**Exercise**
In the records that follow, show each line where the word "Accountinstellingen" is present.

**Exercise inputs**

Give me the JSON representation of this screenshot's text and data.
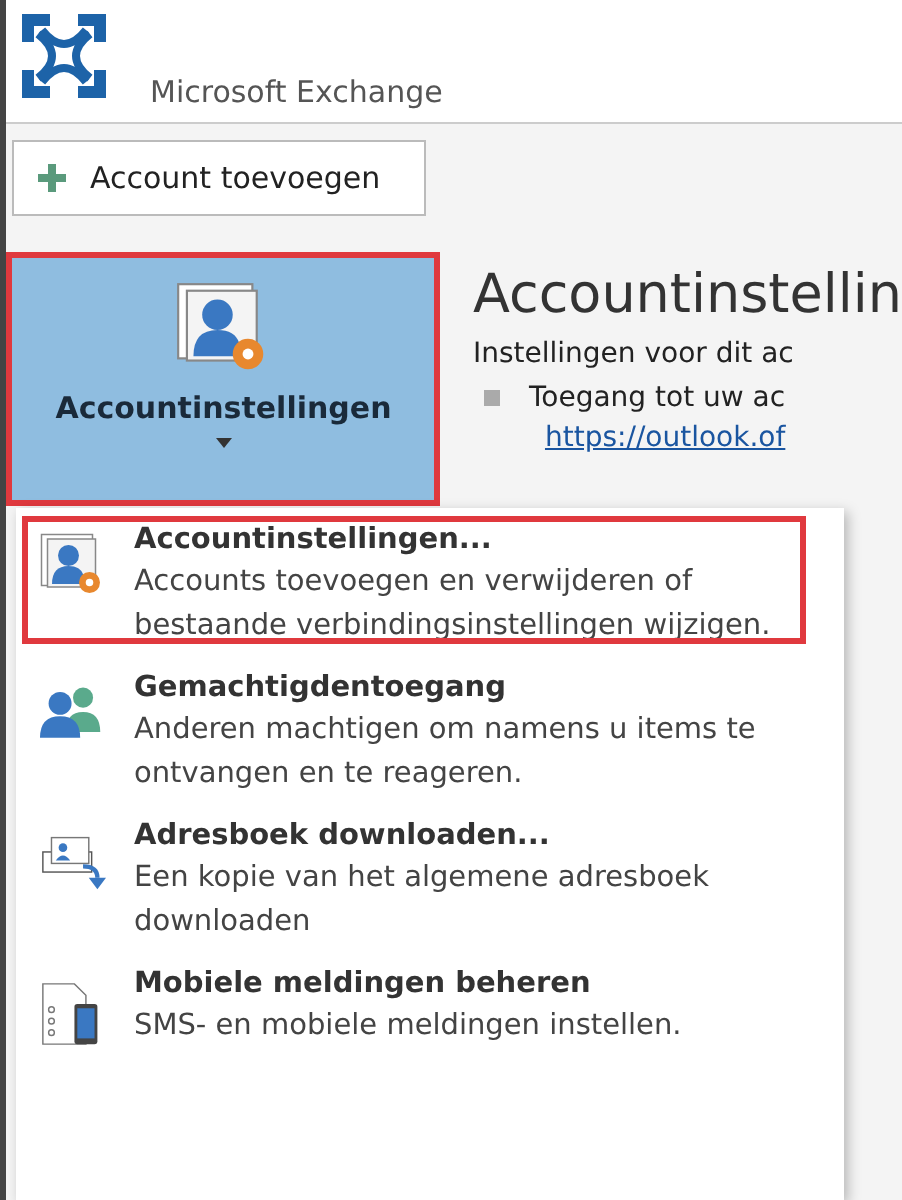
{
  "header": {
    "title": "Microsoft Exchange"
  },
  "add_account": {
    "label": "Account toevoegen"
  },
  "settings_button": {
    "label": "Accountinstellingen",
    "highlighted": true
  },
  "info": {
    "heading": "Accountinstellin",
    "subtitle": "Instellingen voor dit ac",
    "bullet": "Toegang tot uw ac",
    "link": "https://outlook.of"
  },
  "menu": [
    {
      "kind": "settings",
      "title": "Accountinstellingen...",
      "description": "Accounts toevoegen en verwijderen of bestaande verbindingsinstellingen wijzigen.",
      "highlighted": true
    },
    {
      "kind": "delegate",
      "title": "Gemachtigdentoegang",
      "description": "Anderen machtigen om namens u items te ontvangen en te reageren.",
      "highlighted": false
    },
    {
      "kind": "addressbook",
      "title": "Adresboek downloaden...",
      "description": "Een kopie van het algemene adresboek downloaden",
      "highlighted": false
    },
    {
      "kind": "mobile",
      "title": "Mobiele meldingen beheren",
      "description": "SMS- en mobiele meldingen instellen.",
      "highlighted": false
    }
  ]
}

**Correct answer**
    "label": "Accountinstellingen",
      "title": "Accountinstellingen...",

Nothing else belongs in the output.